Stated task
Transcribe the lines below, beginning at the line that contains "List all visible" and stopping after the line that contains "list-item: Standardization promises".

(Records from a data collection)
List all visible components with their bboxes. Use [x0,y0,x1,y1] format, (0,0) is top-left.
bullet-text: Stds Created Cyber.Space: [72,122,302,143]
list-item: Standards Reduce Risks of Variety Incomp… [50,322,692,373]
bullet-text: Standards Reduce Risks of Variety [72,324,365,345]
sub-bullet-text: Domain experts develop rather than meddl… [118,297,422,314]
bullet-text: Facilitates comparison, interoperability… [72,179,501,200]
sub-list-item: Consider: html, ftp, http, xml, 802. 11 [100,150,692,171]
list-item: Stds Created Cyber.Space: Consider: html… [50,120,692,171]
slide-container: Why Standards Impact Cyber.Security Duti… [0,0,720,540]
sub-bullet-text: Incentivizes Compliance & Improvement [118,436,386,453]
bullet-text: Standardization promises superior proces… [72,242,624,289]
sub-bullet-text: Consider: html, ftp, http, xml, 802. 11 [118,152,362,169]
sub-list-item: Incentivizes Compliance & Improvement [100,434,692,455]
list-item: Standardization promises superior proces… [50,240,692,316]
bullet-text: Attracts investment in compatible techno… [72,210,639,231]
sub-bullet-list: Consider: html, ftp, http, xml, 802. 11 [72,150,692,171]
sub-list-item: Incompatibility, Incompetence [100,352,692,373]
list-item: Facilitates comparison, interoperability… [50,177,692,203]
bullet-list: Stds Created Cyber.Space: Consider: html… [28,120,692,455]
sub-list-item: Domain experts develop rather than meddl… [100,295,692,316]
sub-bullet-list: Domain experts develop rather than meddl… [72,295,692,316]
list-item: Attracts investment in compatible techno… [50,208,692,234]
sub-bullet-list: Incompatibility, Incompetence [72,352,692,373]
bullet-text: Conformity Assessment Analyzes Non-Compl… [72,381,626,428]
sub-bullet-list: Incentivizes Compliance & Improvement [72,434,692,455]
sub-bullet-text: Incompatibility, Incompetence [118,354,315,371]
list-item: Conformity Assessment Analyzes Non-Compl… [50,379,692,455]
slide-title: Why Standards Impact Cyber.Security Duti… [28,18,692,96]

==

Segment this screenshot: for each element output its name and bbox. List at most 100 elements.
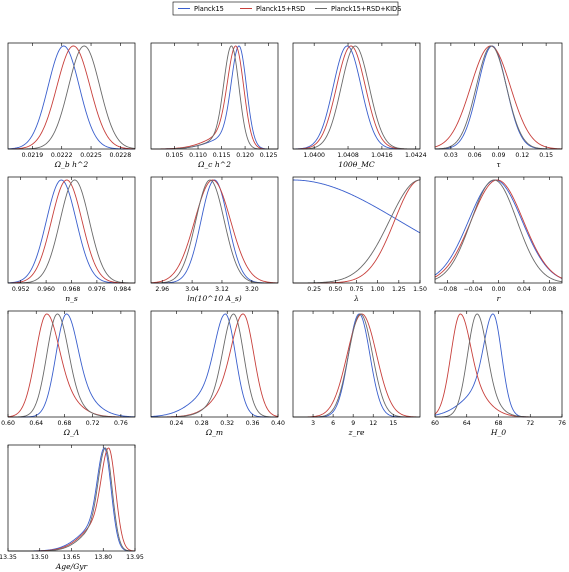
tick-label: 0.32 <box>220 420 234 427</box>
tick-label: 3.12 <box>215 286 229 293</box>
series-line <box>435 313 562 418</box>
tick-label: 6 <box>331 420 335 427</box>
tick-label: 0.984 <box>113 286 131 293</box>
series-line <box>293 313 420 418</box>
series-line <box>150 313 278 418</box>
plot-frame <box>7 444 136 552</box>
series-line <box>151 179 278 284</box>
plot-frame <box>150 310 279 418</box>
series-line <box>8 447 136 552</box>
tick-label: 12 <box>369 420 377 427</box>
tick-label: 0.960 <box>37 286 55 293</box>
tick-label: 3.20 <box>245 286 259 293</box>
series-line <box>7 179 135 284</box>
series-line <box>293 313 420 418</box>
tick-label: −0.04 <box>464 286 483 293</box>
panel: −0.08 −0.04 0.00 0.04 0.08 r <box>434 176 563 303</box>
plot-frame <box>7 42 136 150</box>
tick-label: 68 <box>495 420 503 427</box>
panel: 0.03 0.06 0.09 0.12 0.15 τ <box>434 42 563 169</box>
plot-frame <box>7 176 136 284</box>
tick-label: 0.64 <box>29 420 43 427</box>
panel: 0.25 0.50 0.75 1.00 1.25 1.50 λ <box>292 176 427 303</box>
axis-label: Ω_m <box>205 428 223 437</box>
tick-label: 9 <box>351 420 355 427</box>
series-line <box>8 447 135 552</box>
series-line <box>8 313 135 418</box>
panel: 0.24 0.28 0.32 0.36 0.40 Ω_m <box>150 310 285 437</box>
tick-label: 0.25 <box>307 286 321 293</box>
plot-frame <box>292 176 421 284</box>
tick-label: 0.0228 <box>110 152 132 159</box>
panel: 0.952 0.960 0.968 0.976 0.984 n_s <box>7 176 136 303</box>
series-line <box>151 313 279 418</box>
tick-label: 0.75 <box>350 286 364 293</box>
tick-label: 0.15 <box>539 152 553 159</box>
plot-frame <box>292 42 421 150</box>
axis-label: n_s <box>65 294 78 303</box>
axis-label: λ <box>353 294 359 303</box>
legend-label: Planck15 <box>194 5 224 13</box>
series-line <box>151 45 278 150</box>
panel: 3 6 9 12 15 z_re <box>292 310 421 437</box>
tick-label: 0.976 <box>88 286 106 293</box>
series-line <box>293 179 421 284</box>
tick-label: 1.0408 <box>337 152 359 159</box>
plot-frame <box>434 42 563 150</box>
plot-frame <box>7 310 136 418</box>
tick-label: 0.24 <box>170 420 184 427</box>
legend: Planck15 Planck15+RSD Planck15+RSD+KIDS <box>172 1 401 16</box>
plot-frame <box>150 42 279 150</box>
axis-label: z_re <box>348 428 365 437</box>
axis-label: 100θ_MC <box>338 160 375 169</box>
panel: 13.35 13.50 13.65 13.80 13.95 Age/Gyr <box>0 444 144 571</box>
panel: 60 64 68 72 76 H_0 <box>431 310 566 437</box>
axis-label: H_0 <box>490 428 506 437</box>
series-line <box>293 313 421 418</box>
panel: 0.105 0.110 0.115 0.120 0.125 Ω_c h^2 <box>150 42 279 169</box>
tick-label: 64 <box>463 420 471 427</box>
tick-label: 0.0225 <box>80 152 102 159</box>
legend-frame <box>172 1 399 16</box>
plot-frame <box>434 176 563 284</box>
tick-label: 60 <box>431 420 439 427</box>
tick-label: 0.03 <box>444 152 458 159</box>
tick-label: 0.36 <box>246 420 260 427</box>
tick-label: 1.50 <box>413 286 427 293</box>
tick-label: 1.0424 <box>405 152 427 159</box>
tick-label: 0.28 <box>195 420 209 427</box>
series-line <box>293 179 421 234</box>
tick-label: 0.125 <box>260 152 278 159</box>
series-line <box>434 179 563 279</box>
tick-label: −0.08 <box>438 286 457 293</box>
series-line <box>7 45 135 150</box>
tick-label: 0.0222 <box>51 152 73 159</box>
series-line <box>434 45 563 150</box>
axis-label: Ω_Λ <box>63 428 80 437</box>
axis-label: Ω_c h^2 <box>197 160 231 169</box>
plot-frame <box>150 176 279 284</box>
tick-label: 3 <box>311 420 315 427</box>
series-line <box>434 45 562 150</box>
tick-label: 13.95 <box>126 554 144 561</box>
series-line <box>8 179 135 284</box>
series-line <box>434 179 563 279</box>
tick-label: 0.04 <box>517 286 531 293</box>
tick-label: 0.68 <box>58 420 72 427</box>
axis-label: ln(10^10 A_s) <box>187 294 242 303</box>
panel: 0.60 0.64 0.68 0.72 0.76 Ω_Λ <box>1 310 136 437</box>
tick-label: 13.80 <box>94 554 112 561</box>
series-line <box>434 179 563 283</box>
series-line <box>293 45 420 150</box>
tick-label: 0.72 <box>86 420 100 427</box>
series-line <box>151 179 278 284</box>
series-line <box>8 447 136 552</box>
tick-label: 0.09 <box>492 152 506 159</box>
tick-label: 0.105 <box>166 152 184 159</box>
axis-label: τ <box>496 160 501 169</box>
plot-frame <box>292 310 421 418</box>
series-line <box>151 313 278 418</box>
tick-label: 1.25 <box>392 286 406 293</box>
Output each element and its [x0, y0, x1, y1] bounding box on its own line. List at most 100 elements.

Response to this exercise
List all visible components with their bboxes. Use [x0,y0,x1,y1] format, (0,0) is top-left.
bullet-text: Stds Created Cyber.Space: [72,122,302,143]
list-item: Standards Reduce Risks of Variety Incomp… [50,322,692,373]
bullet-text: Standards Reduce Risks of Variety [72,324,365,345]
sub-bullet-text: Domain experts develop rather than meddl… [118,297,422,314]
bullet-text: Facilitates comparison, interoperability… [72,179,501,200]
sub-list-item: Consider: html, ftp, http, xml, 802. 11 [100,150,692,171]
list-item: Stds Created Cyber.Space: Consider: html… [50,120,692,171]
slide-container: Why Standards Impact Cyber.Security Duti… [0,0,720,540]
sub-bullet-text: Incentivizes Compliance & Improvement [118,436,386,453]
bullet-text: Standardization promises superior proces… [72,242,624,289]
sub-bullet-text: Consider: html, ftp, http, xml, 802. 11 [118,152,362,169]
sub-list-item: Incentivizes Compliance & Improvement [100,434,692,455]
list-item: Standardization promises superior proces… [50,240,692,316]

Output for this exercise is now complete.